**EXERCISE DETAILS**
Pull each line containing "Toronto" out of the data and copy it.

(Collected data)
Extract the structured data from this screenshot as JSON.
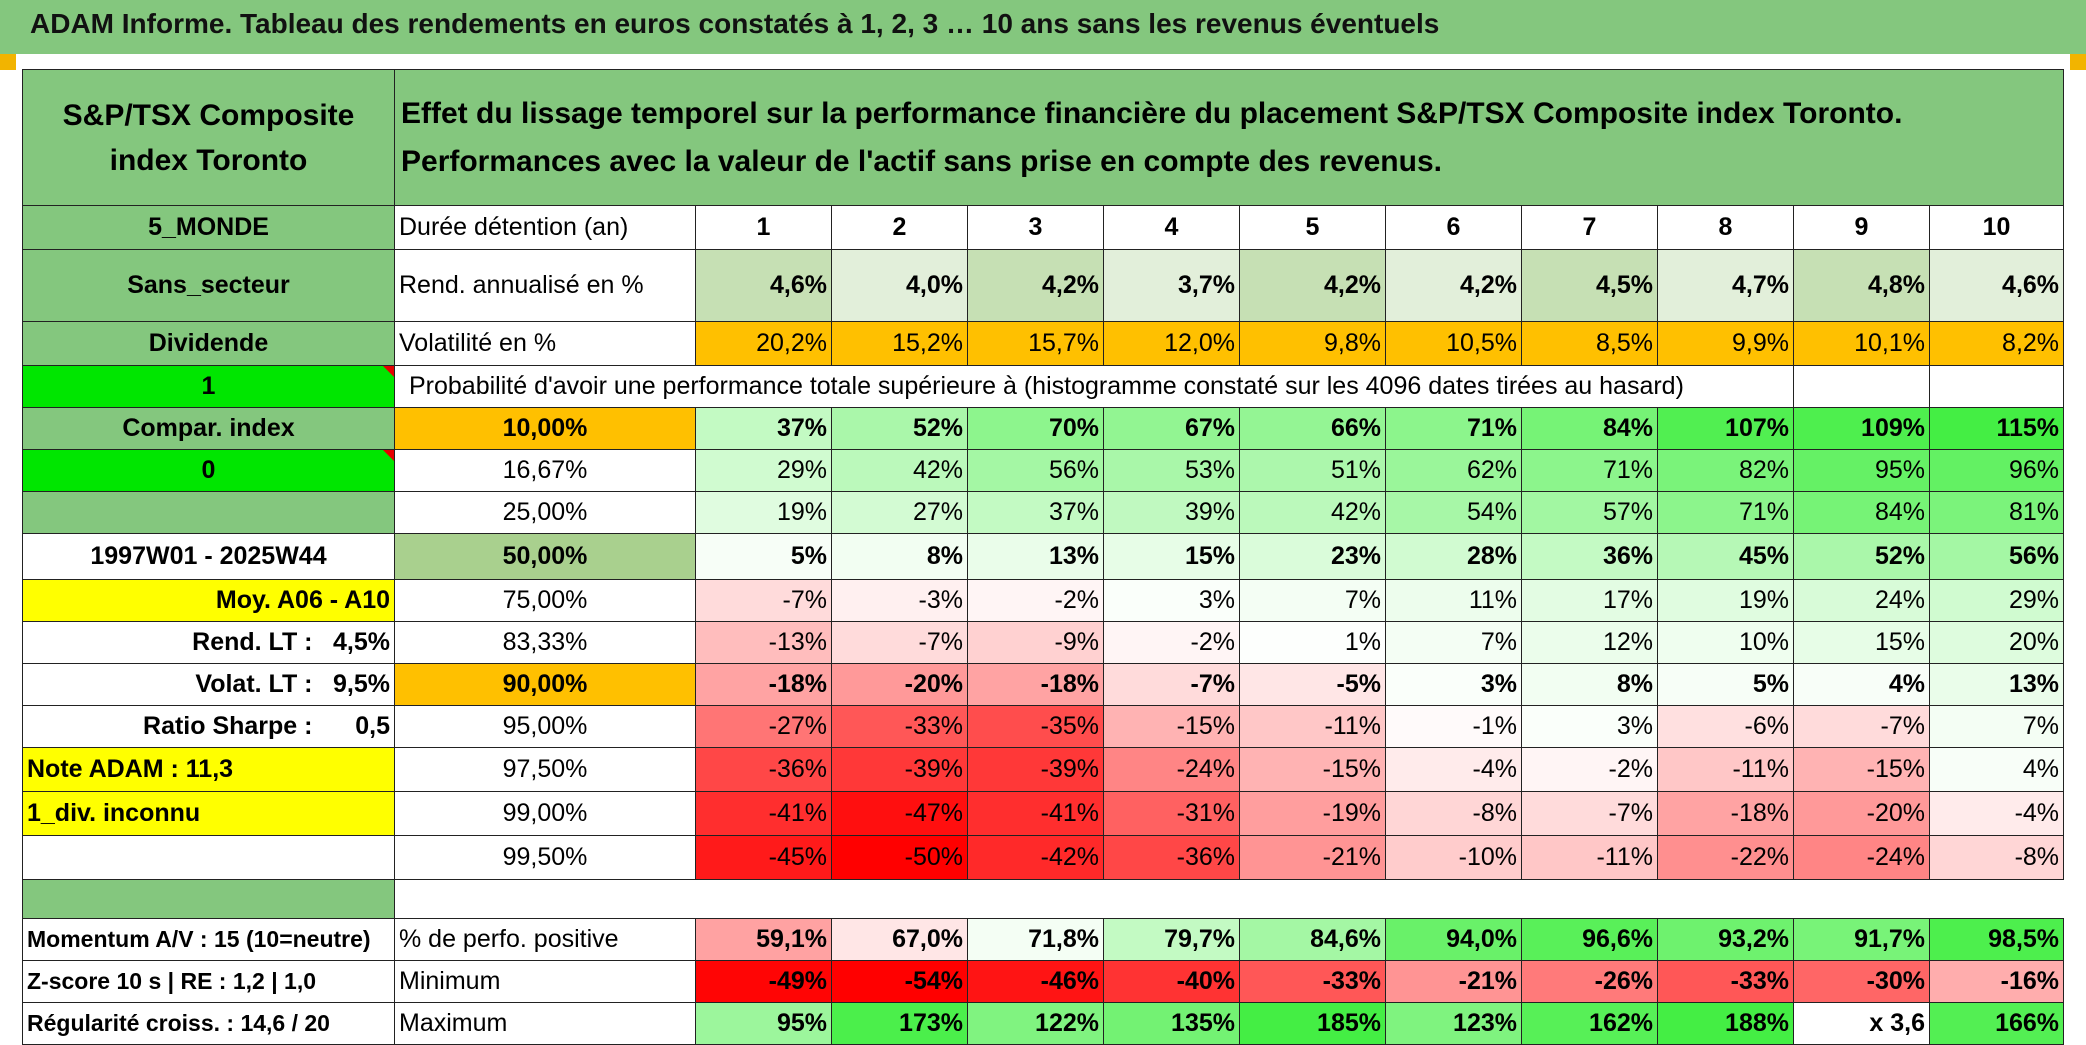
{
  "title": "ADAM Informe. Tableau des rendements en euros constatés à 1, 2, 3 … 10 ans sans les revenus éventuels",
  "index_name": "S&P/TSX Composite index Toronto",
  "description": "Effet du lissage temporel sur la performance financière du placement S&P/TSX Composite index Toronto. Performances avec la valeur de l'actif sans prise en compte des revenus.",
  "left": {
    "region": "5_MONDE",
    "sector": "Sans_secteur",
    "dividend": "Dividende",
    "one": "1",
    "compar": "Compar. index",
    "zero": "0",
    "period": "1997W01 - 2025W44",
    "moy": "Moy. A06 - A10",
    "rend_label": "Rend. LT :",
    "rend_value": "4,5%",
    "volat_label": "Volat. LT :",
    "volat_value": "9,5%",
    "sharpe_label": "Ratio Sharpe :",
    "sharpe_value": "0,5",
    "note": "Note ADAM : 11,3",
    "div": "1_div. inconnu",
    "momentum": "Momentum A/V : 15 (10=neutre)",
    "zscore": "Z-score 10 s | RE : 1,2 | 1,0",
    "regularite": "Régularité croiss. : 14,6 / 20"
  },
  "labels": {
    "duree": "Durée détention (an)",
    "rend": "Rend. annualisé en %",
    "vol": "Volatilité en %",
    "proba": "Probabilité d'avoir une performance totale supérieure à (histogramme constaté sur les 4096 dates tirées au hasard)",
    "positive": "% de perfo. positive",
    "minimum": "Minimum",
    "maximum": "Maximum"
  },
  "years": [
    "1",
    "2",
    "3",
    "4",
    "5",
    "6",
    "7",
    "8",
    "9",
    "10"
  ],
  "rend": [
    "4,6%",
    "4,0%",
    "4,2%",
    "3,7%",
    "4,2%",
    "4,2%",
    "4,5%",
    "4,7%",
    "4,8%",
    "4,6%"
  ],
  "vol": [
    "20,2%",
    "15,2%",
    "15,7%",
    "12,0%",
    "9,8%",
    "10,5%",
    "8,5%",
    "9,9%",
    "10,1%",
    "8,2%"
  ],
  "thresholds": [
    {
      "label": "10,00%",
      "values": [
        "37%",
        "52%",
        "70%",
        "67%",
        "66%",
        "71%",
        "84%",
        "107%",
        "109%",
        "115%"
      ]
    },
    {
      "label": "16,67%",
      "values": [
        "29%",
        "42%",
        "56%",
        "53%",
        "51%",
        "62%",
        "71%",
        "82%",
        "95%",
        "96%"
      ]
    },
    {
      "label": "25,00%",
      "values": [
        "19%",
        "27%",
        "37%",
        "39%",
        "42%",
        "54%",
        "57%",
        "71%",
        "84%",
        "81%"
      ]
    },
    {
      "label": "50,00%",
      "values": [
        "5%",
        "8%",
        "13%",
        "15%",
        "23%",
        "28%",
        "36%",
        "45%",
        "52%",
        "56%"
      ]
    },
    {
      "label": "75,00%",
      "values": [
        "-7%",
        "-3%",
        "-2%",
        "3%",
        "7%",
        "11%",
        "17%",
        "19%",
        "24%",
        "29%"
      ]
    },
    {
      "label": "83,33%",
      "values": [
        "-13%",
        "-7%",
        "-9%",
        "-2%",
        "1%",
        "7%",
        "12%",
        "10%",
        "15%",
        "20%"
      ]
    },
    {
      "label": "90,00%",
      "values": [
        "-18%",
        "-20%",
        "-18%",
        "-7%",
        "-5%",
        "3%",
        "8%",
        "5%",
        "4%",
        "13%"
      ]
    },
    {
      "label": "95,00%",
      "values": [
        "-27%",
        "-33%",
        "-35%",
        "-15%",
        "-11%",
        "-1%",
        "3%",
        "-6%",
        "-7%",
        "7%"
      ]
    },
    {
      "label": "97,50%",
      "values": [
        "-36%",
        "-39%",
        "-39%",
        "-24%",
        "-15%",
        "-4%",
        "-2%",
        "-11%",
        "-15%",
        "4%"
      ]
    },
    {
      "label": "99,00%",
      "values": [
        "-41%",
        "-47%",
        "-41%",
        "-31%",
        "-19%",
        "-8%",
        "-7%",
        "-18%",
        "-20%",
        "-4%"
      ]
    },
    {
      "label": "99,50%",
      "values": [
        "-45%",
        "-50%",
        "-42%",
        "-36%",
        "-21%",
        "-10%",
        "-11%",
        "-22%",
        "-24%",
        "-8%"
      ]
    }
  ],
  "positive": [
    "59,1%",
    "67,0%",
    "71,8%",
    "79,7%",
    "84,6%",
    "94,0%",
    "96,6%",
    "93,2%",
    "91,7%",
    "98,5%"
  ],
  "minimum": [
    "-49%",
    "-54%",
    "-46%",
    "-40%",
    "-33%",
    "-21%",
    "-26%",
    "-33%",
    "-30%",
    "-16%"
  ],
  "maximum": [
    "95%",
    "173%",
    "122%",
    "135%",
    "185%",
    "123%",
    "162%",
    "188%",
    "x 3,6",
    "166%"
  ],
  "colors": {
    "header_green": "#84c77e",
    "yellow": "#ffff00",
    "bright_green": "#00e600",
    "orange": "#ffc000",
    "red_text": "#e60000",
    "scale_red": "#ff0000",
    "scale_white": "#ffffff",
    "scale_green": "#44ee44"
  }
}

**ANSWER TO THE PROBLEM**
  "index_name": "S&P/TSX Composite index Toronto",
  "description": "Effet du lissage temporel sur la performance financière du placement S&P/TSX Composite index Toronto. Performances avec la valeur de l'actif sans prise en compte des revenus.",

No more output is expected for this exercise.